TASK TO COMPLETE - Read the records and gather each line that includes "icon".

DATA ENTRIES -
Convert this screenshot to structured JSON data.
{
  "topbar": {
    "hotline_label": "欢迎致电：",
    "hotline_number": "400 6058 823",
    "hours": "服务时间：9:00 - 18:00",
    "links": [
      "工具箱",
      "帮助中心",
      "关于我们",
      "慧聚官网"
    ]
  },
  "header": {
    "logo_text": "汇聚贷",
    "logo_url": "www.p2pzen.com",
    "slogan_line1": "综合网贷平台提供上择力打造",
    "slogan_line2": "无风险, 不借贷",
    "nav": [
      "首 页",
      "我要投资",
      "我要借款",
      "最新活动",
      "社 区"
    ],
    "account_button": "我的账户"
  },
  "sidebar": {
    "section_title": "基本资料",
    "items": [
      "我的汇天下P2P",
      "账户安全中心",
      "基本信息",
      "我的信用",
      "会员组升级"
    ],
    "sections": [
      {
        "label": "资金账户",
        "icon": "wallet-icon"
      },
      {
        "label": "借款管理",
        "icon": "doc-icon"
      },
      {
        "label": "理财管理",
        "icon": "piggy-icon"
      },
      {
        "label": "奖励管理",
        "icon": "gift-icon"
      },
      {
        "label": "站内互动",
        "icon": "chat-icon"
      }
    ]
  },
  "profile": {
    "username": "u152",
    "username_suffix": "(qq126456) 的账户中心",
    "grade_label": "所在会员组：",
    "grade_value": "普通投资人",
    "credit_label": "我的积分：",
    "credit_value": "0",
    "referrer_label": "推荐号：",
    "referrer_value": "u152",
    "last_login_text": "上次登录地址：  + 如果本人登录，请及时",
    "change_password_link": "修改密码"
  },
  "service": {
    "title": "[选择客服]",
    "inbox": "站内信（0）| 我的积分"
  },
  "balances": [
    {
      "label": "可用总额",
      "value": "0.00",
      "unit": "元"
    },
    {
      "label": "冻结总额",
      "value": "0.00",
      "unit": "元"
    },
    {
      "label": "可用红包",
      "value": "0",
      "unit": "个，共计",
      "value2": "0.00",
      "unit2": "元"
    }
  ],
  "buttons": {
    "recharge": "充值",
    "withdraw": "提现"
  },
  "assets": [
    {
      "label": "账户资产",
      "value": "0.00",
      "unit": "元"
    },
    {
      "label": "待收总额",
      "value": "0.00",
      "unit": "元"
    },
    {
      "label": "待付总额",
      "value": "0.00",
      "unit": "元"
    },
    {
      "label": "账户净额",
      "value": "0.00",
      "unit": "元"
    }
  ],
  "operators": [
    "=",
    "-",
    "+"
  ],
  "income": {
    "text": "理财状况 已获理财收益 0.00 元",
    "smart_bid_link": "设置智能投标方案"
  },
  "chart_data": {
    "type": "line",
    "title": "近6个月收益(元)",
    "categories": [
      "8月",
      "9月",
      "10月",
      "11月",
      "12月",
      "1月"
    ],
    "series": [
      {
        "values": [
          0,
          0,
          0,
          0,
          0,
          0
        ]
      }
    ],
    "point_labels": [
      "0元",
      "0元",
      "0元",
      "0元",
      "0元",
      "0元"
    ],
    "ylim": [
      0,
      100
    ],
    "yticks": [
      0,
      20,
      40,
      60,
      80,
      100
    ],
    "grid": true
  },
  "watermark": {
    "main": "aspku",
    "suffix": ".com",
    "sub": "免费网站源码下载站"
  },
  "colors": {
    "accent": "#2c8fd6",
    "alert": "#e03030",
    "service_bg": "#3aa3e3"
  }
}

TASK SOLUTION -
        "icon": "wallet-icon"
        "icon": "doc-icon"
        "icon": "piggy-icon"
        "icon": "gift-icon"
        "icon": "chat-icon"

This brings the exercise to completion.